======== Passage ========

Anthony Joseph Drexel Biddle Sr. (October 1, 1874 – May 27, 1948) was a millionaire whose fortune allowed him to pursue theatricals, self-published writing, athletics, and Christianity on a full-time basis.

He was the man upon whom the book My Philadelphia Father and the play and film The Happiest Millionaire were based. He trained men in hand-to-hand combat in both World War I and World War II, was a fellow of the American Geographical Society and founded a movement called "Athletic Christianity" that eventually attracted 300,000 members around the world. A 1955 Sports Illustrated article called him "boxing's greatest amateur" as well as a "major factor in the re-establishment of boxing as a legal and, at that time, estimable sport."

Early life 
He was born on October 1, 1874, in Philadelphia, Pennsylvania, to Edward Biddle II and Emily Drexel. He was a grandson of banker Anthony Joseph Drexel, and a great-grandson of banker Nicholas Biddle.  Biddle was a graduate of Germany's Heidelberg University.

Career
An officer in the United States Marine Corps, Biddle was an expert in close-quarters fighting and the author of Do or Die: A Supplementary Manual on Individual Combat, a book on combat methods, including knives and empty-hand skills, training both the United States Marine Corps in two world wars and special agents of the Federal Bureau of Investigation.  He can be seen training Marines in the RKO short documentary Soldiers of the Sea.  He was considered not just an expert in fighting, but also a pioneer of United States Marine Corps training in the bayonet and hand-to-hand combat.  He based his style on fencing, though this approach was sometimes criticized as being unrealistic for military combat.

======== Material ========

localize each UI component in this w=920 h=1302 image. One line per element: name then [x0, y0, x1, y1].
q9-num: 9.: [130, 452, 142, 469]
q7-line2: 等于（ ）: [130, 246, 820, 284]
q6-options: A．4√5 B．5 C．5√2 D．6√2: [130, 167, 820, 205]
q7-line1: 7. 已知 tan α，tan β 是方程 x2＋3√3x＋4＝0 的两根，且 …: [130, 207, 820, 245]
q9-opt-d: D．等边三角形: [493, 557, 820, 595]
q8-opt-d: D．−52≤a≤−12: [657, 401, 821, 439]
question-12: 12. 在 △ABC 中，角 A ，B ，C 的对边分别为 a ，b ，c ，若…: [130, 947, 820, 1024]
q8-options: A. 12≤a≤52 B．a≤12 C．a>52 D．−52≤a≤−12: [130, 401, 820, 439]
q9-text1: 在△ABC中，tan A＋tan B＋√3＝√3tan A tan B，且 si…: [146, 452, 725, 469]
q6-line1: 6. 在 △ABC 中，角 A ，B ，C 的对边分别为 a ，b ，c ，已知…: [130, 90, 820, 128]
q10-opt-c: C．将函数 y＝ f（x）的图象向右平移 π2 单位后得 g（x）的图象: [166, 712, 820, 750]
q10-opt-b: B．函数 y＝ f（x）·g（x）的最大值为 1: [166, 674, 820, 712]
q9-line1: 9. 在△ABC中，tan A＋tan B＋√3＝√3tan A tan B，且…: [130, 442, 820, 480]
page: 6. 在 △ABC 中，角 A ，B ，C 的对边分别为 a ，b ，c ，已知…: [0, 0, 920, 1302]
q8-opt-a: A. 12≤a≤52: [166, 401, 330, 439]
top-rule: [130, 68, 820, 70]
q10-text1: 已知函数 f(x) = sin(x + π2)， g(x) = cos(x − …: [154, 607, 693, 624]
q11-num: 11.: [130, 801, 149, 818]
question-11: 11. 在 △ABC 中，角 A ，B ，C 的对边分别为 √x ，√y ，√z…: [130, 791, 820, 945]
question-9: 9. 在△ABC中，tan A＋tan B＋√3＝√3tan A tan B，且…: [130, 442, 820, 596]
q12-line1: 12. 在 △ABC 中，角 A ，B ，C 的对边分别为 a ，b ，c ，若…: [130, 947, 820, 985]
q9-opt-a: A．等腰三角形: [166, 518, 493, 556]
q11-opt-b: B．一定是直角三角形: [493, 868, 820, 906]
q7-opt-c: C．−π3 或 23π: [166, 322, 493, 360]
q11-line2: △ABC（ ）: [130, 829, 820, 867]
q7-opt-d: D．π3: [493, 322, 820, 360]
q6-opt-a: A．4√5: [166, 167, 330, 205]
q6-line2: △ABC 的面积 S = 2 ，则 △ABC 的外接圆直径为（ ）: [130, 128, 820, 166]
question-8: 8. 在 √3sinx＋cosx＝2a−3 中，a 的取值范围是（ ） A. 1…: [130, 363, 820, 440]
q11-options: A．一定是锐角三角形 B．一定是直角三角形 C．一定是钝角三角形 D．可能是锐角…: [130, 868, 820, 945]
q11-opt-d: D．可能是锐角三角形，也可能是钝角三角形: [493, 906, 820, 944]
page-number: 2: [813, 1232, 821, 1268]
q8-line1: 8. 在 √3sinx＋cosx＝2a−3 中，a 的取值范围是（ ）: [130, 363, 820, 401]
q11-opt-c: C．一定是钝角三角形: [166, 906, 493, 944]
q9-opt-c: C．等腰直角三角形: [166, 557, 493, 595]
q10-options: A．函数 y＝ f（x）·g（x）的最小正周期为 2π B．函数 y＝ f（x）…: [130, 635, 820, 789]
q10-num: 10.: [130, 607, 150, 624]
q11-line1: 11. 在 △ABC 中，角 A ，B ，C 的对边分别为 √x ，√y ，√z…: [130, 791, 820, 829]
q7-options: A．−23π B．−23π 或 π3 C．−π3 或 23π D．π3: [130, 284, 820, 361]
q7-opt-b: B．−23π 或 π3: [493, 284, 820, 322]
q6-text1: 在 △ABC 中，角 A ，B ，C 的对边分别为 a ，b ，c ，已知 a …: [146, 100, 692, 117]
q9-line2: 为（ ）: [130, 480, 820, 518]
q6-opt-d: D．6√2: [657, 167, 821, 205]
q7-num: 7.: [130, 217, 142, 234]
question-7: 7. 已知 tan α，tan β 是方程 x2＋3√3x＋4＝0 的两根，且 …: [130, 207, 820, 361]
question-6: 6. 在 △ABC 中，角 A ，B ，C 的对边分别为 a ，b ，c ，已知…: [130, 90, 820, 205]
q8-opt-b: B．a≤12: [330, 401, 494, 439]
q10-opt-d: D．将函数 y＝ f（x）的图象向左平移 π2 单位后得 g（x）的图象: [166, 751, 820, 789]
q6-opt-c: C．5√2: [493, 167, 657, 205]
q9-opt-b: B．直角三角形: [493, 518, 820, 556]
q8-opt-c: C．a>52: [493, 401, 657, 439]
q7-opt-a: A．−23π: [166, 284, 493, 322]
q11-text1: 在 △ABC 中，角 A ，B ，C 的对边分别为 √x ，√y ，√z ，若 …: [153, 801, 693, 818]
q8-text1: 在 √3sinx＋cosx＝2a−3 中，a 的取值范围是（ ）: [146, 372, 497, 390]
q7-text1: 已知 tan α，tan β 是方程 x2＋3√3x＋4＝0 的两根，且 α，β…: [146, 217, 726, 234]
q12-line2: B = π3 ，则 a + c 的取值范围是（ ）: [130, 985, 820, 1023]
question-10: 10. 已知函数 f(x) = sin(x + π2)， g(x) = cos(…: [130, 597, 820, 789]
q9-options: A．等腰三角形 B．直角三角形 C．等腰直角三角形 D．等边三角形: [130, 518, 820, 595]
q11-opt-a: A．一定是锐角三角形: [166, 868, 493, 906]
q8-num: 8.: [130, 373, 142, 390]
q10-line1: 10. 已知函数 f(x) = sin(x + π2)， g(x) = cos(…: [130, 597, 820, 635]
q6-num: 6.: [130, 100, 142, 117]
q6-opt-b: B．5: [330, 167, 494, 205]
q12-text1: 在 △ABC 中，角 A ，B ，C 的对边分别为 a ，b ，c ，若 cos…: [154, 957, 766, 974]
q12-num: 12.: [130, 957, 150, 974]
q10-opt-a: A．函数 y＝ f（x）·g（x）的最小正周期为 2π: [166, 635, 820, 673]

========

## Required actions
A: Write out the Biddle text word for word, beginning at the words "He was the man" and stopping after "Germany's Heidelberg University.".
B: According to the Biddle text, which university did Biddle graduate from?
The records have no connection to the text about Anthony Joseph Drexel Biddle Sr.

## Responses per task
A:
He was the man upon whom the book My Philadelphia Father and the play and film The Happiest Millionaire were based. He trained men in hand-to-hand combat in both World War I and World War II, was a fellow of the American Geographical Society and founded a movement called "Athletic Christianity" that eventually attracted 300,000 members around the world. A 1955 Sports Illustrated article called him "boxing's greatest amateur" as well as a "major factor in the re-establishment of boxing as a legal and, at that time, estimable sport."

Early life 
He was born on October 1, 1874, in Philadelphia, Pennsylvania, to Edward Biddle II and Emily Drexel. He was a grandson of banker Anthony Joseph Drexel, and a great-grandson of banker Nicholas Biddle.  Biddle was a graduate of Germany's Heidelberg University.

B: He graduated from Heidelberg University in Germany.